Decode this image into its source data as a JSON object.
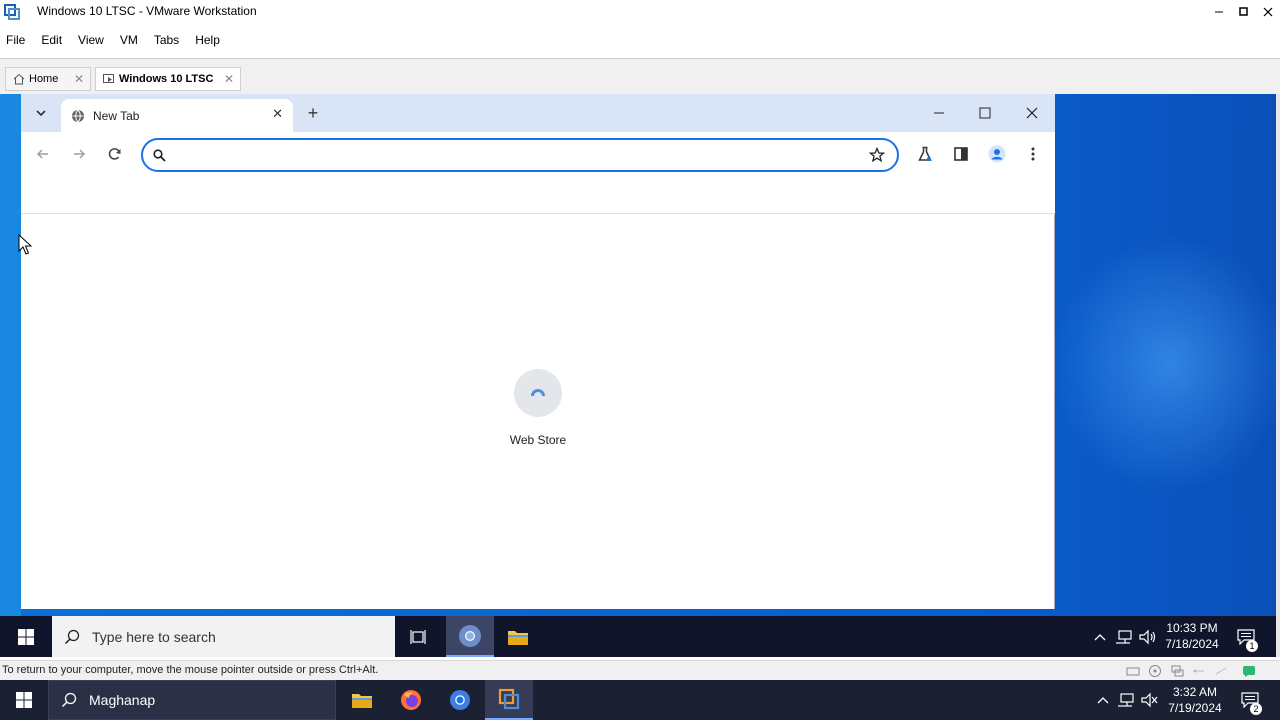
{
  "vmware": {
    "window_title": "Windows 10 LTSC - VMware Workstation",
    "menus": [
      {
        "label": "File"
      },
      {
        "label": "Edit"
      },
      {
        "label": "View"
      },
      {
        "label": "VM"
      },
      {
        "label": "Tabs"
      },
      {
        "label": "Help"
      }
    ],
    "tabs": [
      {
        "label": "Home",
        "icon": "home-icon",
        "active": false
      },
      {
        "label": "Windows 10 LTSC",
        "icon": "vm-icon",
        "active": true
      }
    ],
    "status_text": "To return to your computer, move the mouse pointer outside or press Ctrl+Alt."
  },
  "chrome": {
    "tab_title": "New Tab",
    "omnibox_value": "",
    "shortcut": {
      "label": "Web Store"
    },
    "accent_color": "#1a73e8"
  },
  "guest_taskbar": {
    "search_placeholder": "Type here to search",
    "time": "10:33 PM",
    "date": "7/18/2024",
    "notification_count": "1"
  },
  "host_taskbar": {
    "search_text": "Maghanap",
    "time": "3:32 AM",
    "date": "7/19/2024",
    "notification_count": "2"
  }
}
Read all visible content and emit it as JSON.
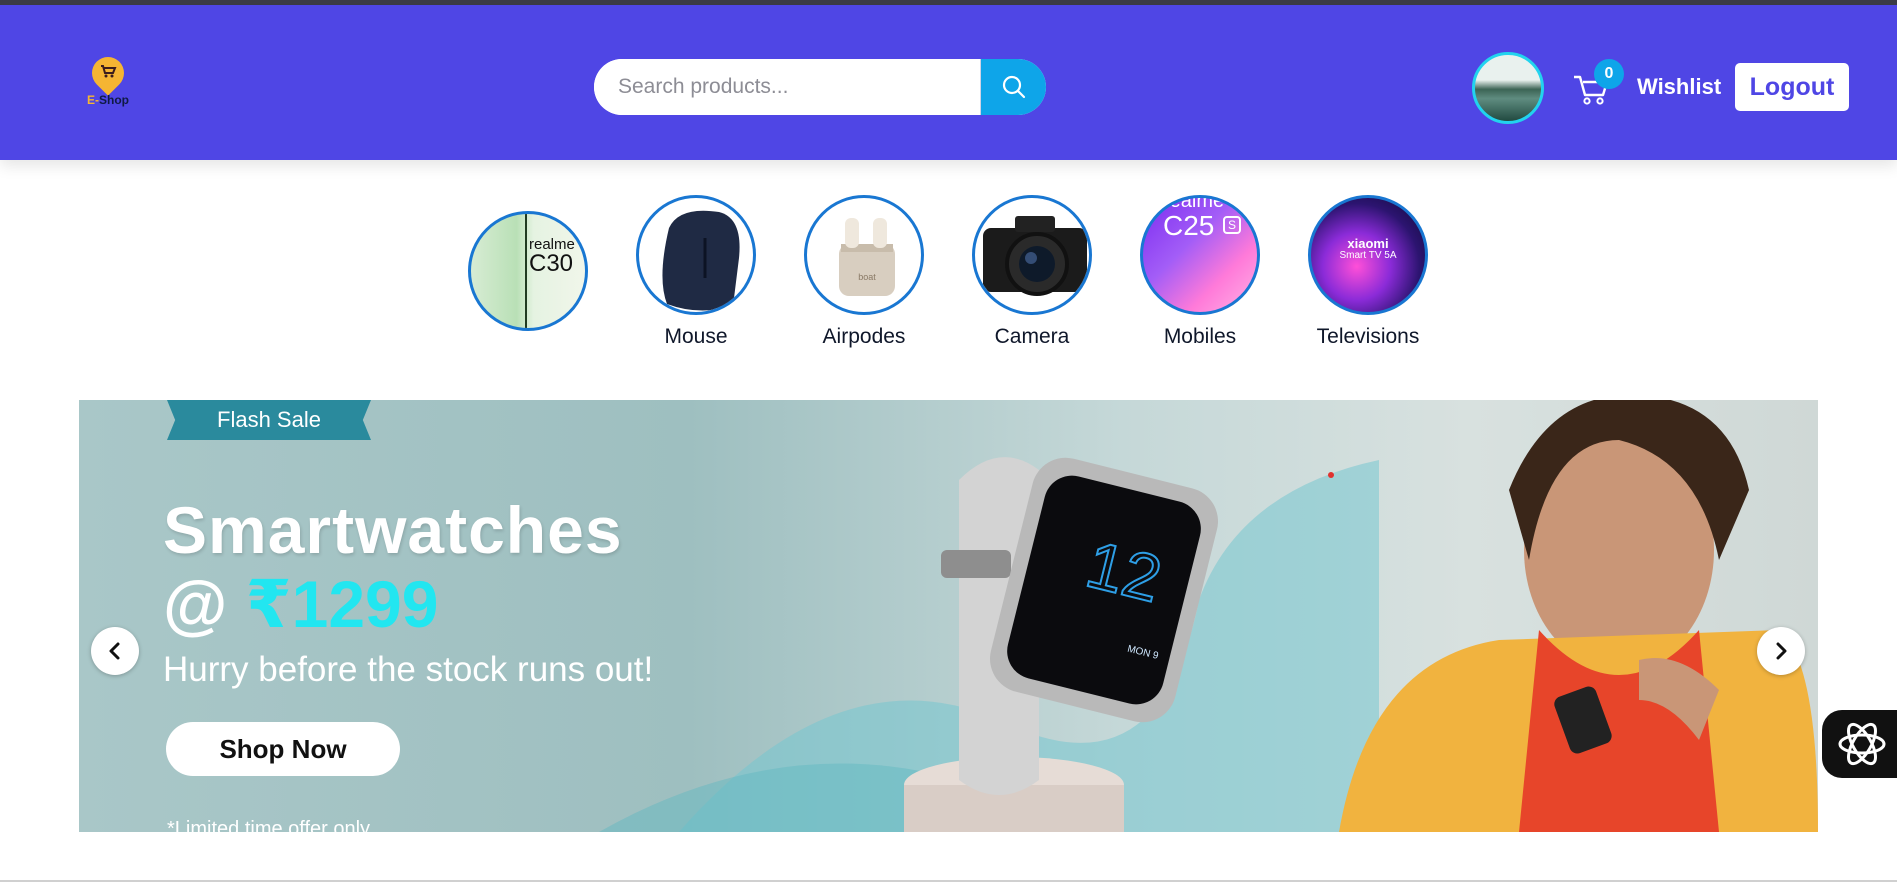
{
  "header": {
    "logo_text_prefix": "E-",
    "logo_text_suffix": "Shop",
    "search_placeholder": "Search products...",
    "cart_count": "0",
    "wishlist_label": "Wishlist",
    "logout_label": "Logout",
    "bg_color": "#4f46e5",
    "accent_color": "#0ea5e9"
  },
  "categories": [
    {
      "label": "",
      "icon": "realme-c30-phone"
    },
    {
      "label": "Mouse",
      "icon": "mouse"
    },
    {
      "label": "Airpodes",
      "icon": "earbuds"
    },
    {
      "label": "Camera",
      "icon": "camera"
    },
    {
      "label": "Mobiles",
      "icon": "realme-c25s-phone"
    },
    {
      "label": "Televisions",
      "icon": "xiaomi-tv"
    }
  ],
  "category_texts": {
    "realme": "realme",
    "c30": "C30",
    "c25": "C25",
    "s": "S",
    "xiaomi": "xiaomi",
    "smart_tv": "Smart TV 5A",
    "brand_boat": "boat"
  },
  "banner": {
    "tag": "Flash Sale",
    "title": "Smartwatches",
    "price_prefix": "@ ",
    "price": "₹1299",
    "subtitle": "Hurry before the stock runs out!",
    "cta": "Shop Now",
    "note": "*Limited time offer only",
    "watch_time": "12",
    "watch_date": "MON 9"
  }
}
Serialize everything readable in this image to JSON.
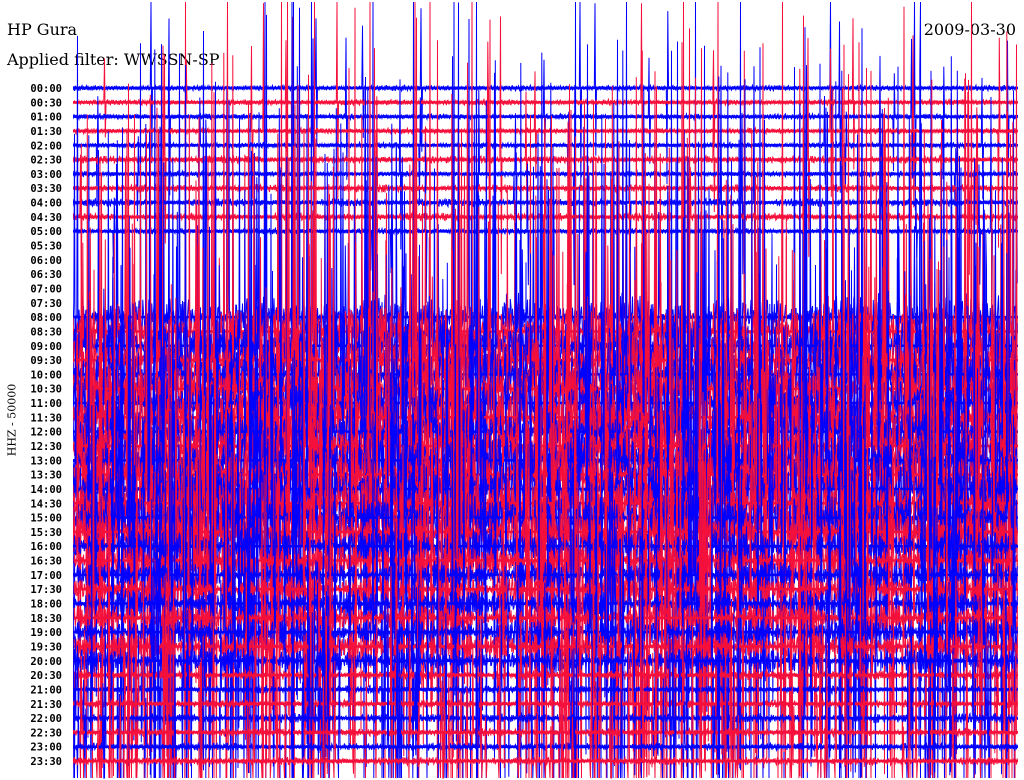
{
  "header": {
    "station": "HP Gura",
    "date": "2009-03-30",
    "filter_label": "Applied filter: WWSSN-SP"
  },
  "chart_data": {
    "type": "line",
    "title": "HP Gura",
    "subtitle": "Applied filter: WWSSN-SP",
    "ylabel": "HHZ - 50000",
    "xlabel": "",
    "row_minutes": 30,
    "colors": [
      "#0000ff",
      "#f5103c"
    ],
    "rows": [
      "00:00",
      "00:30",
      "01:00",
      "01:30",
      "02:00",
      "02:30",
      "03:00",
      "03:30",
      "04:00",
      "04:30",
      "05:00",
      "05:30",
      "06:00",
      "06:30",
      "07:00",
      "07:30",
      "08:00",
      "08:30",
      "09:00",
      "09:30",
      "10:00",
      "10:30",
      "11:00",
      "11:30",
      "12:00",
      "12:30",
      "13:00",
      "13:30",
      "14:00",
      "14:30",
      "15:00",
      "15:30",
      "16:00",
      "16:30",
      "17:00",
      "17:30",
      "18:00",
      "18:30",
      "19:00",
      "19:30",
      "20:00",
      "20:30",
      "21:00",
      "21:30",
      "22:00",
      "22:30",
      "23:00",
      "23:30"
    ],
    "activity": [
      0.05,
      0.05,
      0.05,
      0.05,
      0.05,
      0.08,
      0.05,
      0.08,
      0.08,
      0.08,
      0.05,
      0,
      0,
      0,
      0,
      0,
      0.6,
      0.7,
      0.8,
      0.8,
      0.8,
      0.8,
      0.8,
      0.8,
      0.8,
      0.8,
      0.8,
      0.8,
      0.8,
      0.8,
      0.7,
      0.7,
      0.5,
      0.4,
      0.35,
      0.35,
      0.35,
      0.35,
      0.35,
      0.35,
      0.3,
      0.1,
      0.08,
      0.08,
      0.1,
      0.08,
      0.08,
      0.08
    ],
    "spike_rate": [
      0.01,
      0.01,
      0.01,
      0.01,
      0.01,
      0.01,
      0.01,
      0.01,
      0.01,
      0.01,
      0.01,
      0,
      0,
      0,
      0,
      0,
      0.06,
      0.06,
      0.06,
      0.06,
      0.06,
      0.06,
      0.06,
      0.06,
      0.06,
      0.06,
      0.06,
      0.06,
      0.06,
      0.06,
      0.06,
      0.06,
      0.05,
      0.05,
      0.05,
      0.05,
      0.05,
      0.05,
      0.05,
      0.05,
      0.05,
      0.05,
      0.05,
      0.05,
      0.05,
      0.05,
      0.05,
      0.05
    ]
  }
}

•••••

**Your task:**
Take every line from the records above that has the word "phone" and copy it.

**Response:**
      "icon": "realme-c30-phone"
      "icon": "realme-c25s-phone"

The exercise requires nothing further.